_Exercise materials:_
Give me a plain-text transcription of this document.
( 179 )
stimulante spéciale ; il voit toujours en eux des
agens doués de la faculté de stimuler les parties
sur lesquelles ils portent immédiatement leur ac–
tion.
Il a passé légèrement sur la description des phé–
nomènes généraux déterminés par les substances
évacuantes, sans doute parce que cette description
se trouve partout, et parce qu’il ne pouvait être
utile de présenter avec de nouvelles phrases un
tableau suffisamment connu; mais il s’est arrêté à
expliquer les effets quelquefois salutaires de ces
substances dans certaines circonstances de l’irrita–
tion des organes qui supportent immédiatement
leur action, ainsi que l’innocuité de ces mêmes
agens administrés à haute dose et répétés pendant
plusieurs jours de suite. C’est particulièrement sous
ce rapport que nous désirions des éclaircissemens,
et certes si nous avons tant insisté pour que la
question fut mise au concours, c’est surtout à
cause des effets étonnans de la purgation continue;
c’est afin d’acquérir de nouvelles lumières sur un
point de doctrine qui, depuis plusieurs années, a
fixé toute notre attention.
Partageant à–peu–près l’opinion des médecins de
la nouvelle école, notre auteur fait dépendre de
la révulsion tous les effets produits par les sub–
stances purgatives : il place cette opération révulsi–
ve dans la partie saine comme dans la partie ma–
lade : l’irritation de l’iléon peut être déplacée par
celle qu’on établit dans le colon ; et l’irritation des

_Do this:_
Using the entries above, please restate each one word for word.

_The output:_
Give me a plain-text transcription of this document.
( 179 )
stimulante spéciale ; il voit toujours en eux des
agens doués de la faculté de stimuler les parties
sur lesquelles ils portent immédiatement leur ac–
tion.
Il a passé légèrement sur la description des phé–
nomènes généraux déterminés par les substances
évacuantes, sans doute parce que cette description
se trouve partout, et parce qu’il ne pouvait être
utile de présenter avec de nouvelles phrases un
tableau suffisamment connu; mais il s’est arrêté à
expliquer les effets quelquefois salutaires de ces
substances dans certaines circonstances de l’irrita–
tion des organes qui supportent immédiatement
leur action, ainsi que l’innocuité de ces mêmes
agens administrés à haute dose et répétés pendant
plusieurs jours de suite. C’est particulièrement sous
ce rapport que nous désirions des éclaircissemens,
et certes si nous avons tant insisté pour que la
question fut mise au concours, c’est surtout à
cause des effets étonnans de la purgation continue;
c’est afin d’acquérir de nouvelles lumières sur un
point de doctrine qui, depuis plusieurs années, a
fixé toute notre attention.
Partageant à–peu–près l’opinion des médecins de
la nouvelle école, notre auteur fait dépendre de
la révulsion tous les effets produits par les sub–
stances purgatives : il place cette opération révulsi–
ve dans la partie saine comme dans la partie ma–
lade : l’irritation de l’iléon peut être déplacée par
celle qu’on établit dans le colon ; et l’irritation des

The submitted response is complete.